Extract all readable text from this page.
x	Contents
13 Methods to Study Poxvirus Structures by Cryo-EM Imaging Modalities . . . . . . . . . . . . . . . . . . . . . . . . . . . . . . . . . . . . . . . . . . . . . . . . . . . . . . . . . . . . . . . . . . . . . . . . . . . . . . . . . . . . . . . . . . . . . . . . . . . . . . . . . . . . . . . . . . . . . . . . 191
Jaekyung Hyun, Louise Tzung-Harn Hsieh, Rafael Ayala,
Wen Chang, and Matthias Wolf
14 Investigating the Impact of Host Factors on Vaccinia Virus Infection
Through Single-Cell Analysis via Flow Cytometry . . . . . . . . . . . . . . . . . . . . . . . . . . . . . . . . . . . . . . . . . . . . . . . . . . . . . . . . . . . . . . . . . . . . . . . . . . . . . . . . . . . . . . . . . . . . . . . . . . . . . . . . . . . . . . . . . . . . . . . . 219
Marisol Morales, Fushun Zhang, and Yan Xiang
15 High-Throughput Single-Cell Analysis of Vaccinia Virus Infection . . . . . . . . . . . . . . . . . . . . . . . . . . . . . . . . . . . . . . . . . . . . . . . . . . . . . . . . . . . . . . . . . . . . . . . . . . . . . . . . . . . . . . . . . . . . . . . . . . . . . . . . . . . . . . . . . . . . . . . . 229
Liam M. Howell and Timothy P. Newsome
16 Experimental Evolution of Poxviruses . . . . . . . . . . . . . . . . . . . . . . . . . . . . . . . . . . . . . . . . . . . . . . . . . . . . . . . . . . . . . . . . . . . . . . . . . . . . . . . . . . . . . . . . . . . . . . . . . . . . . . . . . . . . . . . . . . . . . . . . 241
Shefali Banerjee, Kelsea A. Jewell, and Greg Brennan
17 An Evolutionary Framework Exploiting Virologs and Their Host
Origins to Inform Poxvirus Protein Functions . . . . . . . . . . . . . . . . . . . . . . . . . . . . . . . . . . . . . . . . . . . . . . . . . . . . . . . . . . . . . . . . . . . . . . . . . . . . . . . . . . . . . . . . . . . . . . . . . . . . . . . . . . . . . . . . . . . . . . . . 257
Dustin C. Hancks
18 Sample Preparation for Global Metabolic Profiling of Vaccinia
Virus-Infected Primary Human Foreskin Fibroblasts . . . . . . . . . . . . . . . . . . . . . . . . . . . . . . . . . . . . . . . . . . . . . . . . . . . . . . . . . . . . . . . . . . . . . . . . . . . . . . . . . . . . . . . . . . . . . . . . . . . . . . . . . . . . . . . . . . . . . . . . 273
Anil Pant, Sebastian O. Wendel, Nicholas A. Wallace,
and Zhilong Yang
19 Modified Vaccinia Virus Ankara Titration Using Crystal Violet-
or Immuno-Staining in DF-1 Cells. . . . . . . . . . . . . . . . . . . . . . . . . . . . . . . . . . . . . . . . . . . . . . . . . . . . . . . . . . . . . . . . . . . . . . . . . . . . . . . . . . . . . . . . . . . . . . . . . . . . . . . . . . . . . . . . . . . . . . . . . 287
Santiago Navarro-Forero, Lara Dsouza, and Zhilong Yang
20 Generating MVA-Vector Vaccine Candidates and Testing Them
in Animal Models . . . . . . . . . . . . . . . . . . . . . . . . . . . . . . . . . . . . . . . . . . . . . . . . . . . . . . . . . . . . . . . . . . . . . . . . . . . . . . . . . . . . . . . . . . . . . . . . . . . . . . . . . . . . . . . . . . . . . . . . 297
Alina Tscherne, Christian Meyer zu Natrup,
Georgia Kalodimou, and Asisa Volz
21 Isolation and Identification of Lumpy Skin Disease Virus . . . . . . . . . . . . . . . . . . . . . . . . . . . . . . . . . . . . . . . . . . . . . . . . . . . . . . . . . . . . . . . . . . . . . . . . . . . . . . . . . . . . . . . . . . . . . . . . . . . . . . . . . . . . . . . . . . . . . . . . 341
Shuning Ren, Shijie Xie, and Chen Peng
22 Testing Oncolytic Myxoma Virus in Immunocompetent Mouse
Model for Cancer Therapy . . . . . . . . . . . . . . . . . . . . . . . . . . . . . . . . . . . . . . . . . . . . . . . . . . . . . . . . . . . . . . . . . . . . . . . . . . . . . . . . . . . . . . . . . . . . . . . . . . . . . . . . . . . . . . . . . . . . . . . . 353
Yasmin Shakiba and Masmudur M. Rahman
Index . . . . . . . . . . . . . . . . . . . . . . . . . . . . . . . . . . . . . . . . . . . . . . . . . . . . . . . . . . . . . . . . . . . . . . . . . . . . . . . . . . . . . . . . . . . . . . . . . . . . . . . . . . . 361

--------------------------------

▸ **Problem to work on**
Filter the records for the string "Infection" and copy every line that holds it.

▸ **Result for this exercise**
14 Investigating the Impact of Host Factors on Vaccinia Virus Infection
15 High-Throughput Single-Cell Analysis of Vaccinia Virus Infection . . . . . . . . . . . . . . . . . . . . . . . . . . . . . . . . . . . . . . . . . . . . . . . . . . . . . . . . . . . . . . . . . . . . . . . . . . . . . . . . . . . . . . . . . . . . . . . . . . . . . . . . . . . . . . . . . . . . . . . . 229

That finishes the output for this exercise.